Ideally, the worship leader, front of house engineer and church leadership are all on the same page when it comes to volume. In that ideal world, the music will be mixed as loud as it needs to be to convey the power and energy (or lack thereof) required. The band, the song and the crowd will tell you how loud it needs to be. Go over that and it’s too loud; go under and it’s too soft.
Imposing a arbitrary limit on volume to me seems a bit like telling the pastor his sermon needs to be 3,000 words, no more, no less. But we live in a less than ideal world, and we have to live within arbitrarily defined volume limits. So what’s a sound guy to do?
The first thing I would do when faced with a limit like that is find out where the number is coming from. Is it based in an inaccurate reading of OSHA hearing protection guidelines? If so, educate yourself and have a rational conversation with your pastor. Help him to understand that 8 hours of exposure to 85 dBA SPL in a machine shop 5 days a week is a whole different animal than 85 dBA SPL peaks for 15 minutes of worship music.
--------
In the passage on church sound volume, what is the first thing the writer would do when faced with a volume limit?
--------
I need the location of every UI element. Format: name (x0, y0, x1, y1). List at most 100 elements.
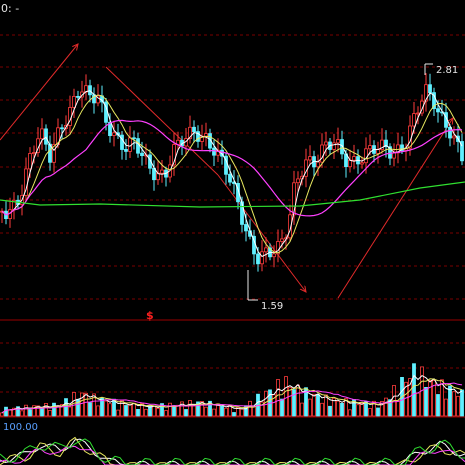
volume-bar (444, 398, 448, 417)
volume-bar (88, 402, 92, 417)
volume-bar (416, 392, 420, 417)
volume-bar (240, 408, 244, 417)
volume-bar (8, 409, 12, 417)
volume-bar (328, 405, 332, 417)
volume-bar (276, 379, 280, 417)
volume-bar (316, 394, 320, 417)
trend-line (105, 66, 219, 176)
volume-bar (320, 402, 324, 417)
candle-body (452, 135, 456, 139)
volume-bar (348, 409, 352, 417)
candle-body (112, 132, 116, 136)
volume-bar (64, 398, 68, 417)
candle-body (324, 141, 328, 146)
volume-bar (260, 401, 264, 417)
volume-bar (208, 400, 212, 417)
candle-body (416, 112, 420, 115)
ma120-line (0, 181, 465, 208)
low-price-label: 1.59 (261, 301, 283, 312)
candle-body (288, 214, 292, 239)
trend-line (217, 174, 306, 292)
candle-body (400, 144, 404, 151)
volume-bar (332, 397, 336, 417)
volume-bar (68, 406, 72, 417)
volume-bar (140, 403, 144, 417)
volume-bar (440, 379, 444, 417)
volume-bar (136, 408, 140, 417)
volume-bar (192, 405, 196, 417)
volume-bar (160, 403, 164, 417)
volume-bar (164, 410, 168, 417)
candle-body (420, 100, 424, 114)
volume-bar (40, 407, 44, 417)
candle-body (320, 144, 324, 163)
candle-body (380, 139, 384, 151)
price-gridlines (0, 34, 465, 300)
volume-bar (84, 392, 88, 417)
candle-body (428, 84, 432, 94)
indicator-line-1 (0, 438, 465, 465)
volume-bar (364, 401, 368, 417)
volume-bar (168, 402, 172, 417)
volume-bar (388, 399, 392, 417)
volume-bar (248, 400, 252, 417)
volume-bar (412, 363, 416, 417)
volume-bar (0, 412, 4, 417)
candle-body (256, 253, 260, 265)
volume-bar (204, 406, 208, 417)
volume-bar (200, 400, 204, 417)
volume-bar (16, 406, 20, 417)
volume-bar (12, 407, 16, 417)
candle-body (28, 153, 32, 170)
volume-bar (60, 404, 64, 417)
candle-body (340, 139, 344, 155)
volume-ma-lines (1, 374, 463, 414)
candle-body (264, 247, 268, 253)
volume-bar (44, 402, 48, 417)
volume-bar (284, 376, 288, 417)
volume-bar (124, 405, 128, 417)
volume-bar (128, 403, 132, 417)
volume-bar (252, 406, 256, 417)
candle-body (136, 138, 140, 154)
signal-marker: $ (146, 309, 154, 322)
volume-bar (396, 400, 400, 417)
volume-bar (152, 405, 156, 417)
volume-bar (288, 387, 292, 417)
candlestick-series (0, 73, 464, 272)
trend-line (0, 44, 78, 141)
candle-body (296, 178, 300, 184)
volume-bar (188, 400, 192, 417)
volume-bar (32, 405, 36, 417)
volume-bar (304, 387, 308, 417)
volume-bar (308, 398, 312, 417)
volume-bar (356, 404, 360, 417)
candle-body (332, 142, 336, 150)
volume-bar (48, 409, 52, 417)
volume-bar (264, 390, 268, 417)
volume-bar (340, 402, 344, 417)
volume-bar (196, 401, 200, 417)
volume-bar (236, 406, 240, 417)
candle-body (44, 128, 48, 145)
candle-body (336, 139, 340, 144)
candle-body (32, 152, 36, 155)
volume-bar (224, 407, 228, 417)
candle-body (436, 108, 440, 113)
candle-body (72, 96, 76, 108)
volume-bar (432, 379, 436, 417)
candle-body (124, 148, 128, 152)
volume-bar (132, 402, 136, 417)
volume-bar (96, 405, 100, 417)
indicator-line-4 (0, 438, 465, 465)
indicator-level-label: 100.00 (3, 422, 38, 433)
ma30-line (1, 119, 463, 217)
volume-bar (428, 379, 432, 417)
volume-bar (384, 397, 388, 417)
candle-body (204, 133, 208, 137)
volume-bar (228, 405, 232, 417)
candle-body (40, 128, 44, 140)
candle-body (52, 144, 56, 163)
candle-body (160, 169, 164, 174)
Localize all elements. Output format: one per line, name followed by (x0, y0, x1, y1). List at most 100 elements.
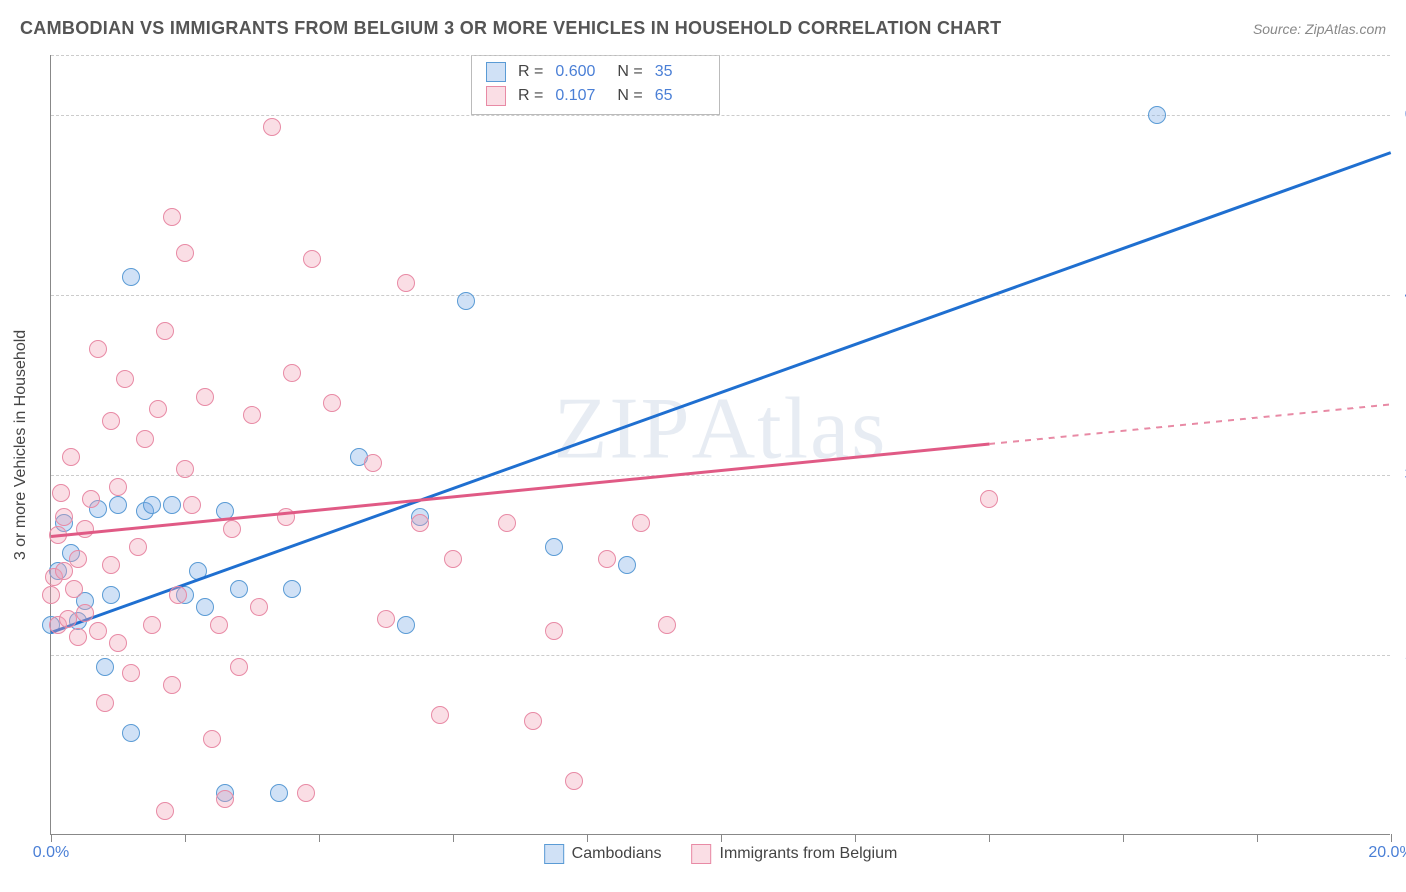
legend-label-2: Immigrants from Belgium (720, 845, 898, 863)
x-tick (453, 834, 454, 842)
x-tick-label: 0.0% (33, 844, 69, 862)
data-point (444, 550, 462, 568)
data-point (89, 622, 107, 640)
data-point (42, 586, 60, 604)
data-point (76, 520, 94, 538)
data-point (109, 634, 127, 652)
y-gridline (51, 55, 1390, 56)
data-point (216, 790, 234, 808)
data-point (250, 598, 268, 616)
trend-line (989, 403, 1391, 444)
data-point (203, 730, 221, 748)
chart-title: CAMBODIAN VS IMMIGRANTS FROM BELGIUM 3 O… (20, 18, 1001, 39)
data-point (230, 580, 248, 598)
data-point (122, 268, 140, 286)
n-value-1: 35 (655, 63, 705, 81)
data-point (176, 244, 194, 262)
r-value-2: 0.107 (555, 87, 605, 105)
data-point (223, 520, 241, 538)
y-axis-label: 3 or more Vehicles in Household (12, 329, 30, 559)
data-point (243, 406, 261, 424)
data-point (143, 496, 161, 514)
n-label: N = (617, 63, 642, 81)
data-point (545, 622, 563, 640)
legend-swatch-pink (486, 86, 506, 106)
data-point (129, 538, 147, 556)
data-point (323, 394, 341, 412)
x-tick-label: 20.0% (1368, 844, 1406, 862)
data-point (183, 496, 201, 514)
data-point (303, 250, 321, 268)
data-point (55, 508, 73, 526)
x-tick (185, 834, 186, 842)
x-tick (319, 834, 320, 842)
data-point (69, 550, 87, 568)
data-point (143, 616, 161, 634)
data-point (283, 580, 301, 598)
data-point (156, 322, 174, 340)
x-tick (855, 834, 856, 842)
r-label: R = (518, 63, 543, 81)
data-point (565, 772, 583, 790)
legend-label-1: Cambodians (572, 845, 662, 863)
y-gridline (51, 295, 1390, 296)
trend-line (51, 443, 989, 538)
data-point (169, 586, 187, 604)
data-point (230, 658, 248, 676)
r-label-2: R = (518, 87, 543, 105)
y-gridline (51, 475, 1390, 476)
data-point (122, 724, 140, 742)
--------
▶ EXERCISE RESPONSE: Find out where the number is coming from.